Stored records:
******
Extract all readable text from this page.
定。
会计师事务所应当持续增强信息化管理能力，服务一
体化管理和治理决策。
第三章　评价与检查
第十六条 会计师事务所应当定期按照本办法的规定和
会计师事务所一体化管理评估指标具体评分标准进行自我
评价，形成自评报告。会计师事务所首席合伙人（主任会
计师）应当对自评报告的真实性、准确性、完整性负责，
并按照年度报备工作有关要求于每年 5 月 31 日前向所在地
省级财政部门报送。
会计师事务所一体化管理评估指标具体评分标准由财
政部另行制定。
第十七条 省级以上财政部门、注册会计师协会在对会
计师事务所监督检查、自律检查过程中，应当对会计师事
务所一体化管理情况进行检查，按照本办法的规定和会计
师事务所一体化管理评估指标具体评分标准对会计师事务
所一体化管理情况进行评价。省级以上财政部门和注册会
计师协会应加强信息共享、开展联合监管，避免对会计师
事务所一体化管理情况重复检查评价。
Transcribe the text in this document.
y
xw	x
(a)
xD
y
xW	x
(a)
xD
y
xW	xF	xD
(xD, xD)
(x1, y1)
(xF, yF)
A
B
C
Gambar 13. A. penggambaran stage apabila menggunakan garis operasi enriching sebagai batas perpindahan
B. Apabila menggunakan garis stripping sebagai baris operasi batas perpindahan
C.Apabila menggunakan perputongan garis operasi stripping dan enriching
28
******
#### Instruction
Only the number is wanted: how many lines of the material contain the word "operasi"?

#### Written solution
3